Check each line for the string "type" and give only the count of lines that have it.

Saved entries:
---
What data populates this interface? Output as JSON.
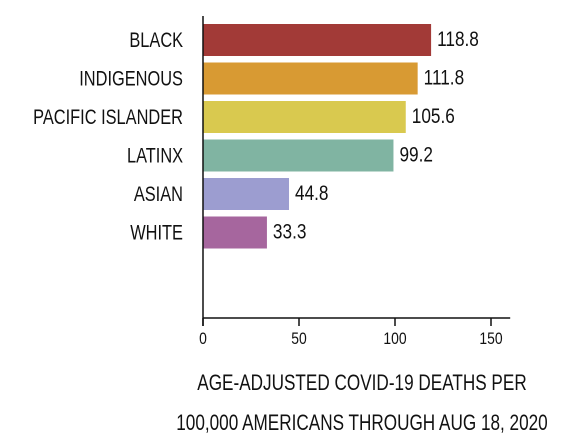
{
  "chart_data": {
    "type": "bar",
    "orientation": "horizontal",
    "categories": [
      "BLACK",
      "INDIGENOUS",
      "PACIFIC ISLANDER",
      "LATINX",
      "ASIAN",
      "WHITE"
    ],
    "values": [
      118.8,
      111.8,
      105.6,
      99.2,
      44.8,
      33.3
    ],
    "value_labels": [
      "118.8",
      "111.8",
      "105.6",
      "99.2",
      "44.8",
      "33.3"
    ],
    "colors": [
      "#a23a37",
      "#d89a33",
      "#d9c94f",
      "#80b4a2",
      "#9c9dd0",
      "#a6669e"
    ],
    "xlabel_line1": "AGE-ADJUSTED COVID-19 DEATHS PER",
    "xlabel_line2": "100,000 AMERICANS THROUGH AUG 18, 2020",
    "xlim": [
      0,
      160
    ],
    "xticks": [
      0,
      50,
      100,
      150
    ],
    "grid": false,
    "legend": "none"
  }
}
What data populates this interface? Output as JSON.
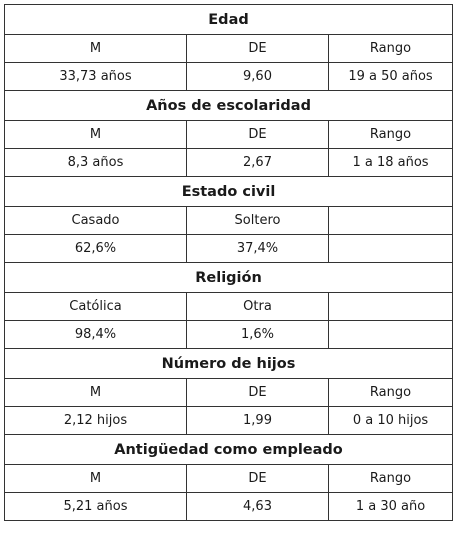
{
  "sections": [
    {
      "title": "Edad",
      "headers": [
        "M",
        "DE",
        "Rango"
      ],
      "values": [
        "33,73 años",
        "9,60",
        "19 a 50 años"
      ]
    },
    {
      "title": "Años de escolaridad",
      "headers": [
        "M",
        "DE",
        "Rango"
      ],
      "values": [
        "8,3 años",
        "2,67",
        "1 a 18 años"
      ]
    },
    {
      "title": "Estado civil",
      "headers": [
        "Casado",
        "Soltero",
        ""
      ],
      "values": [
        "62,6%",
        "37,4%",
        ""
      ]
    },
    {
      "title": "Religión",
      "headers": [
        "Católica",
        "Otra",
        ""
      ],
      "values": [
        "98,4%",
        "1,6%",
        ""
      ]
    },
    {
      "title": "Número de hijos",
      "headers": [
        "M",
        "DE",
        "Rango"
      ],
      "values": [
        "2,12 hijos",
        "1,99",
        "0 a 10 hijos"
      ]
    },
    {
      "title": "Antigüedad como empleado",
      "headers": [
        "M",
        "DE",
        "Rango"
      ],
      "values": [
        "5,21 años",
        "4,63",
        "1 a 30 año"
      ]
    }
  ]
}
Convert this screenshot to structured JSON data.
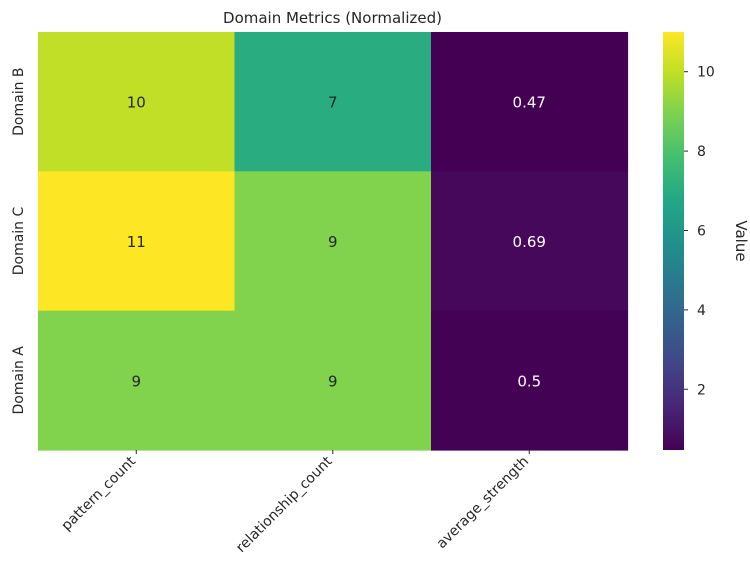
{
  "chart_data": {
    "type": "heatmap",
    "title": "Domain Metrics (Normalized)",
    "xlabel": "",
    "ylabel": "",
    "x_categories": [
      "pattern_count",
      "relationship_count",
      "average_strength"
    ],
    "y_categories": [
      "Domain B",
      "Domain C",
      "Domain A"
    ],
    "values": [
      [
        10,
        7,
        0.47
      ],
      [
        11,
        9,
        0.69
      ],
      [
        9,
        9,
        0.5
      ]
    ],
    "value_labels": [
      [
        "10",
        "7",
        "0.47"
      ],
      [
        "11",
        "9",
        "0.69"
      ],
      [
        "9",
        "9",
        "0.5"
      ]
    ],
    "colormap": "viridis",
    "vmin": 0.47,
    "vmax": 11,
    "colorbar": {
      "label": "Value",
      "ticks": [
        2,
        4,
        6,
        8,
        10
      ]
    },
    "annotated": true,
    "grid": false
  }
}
---
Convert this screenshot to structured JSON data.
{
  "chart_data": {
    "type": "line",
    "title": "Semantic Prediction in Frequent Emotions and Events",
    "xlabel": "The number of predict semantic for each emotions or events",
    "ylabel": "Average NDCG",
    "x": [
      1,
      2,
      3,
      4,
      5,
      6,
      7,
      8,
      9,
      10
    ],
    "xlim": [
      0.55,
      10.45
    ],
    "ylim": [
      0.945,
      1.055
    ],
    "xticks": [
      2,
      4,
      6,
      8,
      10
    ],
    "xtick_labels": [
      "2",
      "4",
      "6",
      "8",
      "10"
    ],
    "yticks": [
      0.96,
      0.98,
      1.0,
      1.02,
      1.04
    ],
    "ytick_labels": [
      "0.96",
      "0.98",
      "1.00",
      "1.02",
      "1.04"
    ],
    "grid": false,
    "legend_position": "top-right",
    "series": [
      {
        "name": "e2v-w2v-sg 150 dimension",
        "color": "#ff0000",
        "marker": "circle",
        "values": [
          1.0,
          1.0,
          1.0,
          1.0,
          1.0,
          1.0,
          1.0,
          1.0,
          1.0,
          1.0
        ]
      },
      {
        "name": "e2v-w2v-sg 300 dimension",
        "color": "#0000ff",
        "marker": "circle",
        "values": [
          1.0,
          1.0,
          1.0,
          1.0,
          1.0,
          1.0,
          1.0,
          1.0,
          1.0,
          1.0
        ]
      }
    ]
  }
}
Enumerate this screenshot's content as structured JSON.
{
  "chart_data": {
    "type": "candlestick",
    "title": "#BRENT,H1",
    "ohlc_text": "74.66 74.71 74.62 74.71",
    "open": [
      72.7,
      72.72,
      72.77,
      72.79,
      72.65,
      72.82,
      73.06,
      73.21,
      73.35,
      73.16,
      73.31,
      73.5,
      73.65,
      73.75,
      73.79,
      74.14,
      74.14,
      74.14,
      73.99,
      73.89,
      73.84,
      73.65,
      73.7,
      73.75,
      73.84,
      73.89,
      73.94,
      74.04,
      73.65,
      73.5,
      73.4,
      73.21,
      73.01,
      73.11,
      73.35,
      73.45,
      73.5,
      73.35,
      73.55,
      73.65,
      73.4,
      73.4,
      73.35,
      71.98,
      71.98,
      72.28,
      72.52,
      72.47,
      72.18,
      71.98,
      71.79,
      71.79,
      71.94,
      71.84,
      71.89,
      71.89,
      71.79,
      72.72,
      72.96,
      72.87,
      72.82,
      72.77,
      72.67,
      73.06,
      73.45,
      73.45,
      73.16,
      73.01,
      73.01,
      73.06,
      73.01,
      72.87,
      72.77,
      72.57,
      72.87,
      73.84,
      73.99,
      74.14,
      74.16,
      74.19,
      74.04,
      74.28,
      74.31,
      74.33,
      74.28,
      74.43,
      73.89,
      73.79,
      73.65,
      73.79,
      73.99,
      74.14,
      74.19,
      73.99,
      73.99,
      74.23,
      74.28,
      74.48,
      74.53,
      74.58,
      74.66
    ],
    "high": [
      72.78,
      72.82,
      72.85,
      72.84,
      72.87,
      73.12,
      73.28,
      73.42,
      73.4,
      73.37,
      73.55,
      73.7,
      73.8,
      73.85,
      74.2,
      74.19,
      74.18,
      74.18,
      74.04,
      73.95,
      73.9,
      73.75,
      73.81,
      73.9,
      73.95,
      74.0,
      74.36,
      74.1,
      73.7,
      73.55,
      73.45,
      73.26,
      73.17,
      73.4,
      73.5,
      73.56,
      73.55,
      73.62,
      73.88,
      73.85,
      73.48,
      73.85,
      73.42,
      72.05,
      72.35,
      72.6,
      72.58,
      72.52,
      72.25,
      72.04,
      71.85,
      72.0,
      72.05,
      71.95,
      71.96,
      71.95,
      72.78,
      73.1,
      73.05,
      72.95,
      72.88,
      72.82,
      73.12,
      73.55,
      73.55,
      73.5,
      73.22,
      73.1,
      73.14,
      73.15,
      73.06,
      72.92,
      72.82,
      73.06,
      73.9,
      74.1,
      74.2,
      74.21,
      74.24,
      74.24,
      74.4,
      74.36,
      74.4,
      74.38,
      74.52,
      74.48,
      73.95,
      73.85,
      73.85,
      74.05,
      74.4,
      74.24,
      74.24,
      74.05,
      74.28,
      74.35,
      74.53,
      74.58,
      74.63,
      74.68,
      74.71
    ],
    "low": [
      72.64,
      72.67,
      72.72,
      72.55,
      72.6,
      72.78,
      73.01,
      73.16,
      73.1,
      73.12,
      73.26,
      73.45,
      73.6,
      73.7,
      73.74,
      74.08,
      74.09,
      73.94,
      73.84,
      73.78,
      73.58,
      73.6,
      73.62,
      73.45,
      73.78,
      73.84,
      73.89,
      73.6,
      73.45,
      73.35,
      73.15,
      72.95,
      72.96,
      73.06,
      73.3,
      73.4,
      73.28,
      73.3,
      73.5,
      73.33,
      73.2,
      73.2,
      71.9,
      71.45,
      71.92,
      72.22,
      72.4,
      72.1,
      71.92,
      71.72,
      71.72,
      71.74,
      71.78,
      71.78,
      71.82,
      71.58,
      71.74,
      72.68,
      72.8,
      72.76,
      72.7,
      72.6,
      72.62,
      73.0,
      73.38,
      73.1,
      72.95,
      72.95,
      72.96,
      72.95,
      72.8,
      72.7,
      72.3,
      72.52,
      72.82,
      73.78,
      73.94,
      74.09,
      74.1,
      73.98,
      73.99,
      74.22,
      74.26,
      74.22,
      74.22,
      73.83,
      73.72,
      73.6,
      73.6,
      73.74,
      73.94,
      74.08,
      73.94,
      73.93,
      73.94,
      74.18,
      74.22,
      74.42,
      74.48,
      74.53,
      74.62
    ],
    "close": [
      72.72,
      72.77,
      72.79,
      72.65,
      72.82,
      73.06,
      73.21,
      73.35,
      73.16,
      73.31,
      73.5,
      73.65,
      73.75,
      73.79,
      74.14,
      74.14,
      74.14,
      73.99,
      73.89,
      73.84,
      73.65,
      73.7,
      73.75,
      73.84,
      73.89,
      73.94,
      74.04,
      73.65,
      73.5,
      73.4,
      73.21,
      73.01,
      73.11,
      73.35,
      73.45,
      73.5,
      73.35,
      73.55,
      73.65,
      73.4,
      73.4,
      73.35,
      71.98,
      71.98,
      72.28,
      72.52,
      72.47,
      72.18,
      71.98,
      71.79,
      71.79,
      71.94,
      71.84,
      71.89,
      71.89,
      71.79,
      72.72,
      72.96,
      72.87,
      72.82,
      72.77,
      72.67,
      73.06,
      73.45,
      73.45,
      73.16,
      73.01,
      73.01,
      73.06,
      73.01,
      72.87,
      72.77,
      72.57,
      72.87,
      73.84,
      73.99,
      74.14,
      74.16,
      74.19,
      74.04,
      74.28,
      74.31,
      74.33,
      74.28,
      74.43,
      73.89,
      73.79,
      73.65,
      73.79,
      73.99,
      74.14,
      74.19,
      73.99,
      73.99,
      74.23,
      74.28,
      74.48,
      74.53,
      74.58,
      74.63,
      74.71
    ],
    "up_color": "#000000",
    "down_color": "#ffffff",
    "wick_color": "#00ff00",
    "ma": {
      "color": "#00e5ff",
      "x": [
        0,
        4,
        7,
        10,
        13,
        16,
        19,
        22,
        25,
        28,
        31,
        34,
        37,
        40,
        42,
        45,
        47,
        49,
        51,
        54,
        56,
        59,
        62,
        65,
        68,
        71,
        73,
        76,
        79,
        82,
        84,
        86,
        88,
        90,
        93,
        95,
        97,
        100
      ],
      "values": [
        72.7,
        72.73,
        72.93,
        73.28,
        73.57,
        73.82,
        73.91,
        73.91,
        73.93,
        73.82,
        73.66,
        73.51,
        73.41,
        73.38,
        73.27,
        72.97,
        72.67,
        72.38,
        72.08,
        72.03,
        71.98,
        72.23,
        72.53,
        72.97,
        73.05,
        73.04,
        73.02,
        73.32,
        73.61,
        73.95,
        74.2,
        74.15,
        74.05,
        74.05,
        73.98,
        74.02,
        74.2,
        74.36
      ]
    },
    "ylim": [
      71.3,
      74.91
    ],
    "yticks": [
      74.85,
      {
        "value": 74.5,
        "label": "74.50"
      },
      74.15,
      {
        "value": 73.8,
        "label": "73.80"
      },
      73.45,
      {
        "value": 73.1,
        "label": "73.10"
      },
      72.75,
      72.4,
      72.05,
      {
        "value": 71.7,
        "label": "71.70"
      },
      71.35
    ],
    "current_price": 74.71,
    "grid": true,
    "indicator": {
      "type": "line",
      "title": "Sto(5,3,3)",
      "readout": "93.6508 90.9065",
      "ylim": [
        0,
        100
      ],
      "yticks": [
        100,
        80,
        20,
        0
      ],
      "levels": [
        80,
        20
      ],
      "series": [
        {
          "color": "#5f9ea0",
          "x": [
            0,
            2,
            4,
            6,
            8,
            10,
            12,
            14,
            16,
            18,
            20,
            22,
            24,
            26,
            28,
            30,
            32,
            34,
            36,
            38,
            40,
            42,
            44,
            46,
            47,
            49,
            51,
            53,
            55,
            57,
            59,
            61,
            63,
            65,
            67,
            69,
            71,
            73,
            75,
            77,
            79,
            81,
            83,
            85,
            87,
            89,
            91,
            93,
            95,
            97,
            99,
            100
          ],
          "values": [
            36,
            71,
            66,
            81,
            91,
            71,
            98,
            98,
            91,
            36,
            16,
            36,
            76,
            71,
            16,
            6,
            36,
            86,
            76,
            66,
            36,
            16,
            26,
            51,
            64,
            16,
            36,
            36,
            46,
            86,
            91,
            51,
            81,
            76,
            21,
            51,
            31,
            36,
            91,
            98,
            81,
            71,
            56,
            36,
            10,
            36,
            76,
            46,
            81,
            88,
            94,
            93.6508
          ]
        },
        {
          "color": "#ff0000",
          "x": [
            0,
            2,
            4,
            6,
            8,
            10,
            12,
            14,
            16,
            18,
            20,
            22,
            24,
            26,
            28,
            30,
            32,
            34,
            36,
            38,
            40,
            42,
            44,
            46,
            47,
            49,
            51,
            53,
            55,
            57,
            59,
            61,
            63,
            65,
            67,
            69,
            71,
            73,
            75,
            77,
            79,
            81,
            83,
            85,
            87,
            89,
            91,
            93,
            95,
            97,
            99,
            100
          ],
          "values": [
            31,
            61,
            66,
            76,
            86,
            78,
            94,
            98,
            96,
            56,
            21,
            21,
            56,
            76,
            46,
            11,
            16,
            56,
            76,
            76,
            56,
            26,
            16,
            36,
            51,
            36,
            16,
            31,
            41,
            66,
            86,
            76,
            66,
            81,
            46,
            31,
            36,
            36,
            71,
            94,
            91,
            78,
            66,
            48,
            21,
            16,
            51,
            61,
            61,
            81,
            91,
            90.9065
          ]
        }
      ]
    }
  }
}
---
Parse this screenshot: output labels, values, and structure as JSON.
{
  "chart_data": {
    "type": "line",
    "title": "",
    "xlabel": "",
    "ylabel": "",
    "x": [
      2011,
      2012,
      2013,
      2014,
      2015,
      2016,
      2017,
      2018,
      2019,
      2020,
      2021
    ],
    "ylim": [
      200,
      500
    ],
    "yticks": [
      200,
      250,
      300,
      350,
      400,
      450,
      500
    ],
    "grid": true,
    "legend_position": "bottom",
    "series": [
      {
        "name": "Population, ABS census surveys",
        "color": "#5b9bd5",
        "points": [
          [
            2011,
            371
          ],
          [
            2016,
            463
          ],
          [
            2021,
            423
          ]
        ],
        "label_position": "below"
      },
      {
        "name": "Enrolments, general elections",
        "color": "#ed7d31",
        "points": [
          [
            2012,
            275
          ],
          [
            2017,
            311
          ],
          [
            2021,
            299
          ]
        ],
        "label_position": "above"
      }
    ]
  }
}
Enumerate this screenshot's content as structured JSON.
---
RESPONSE BELOW - 6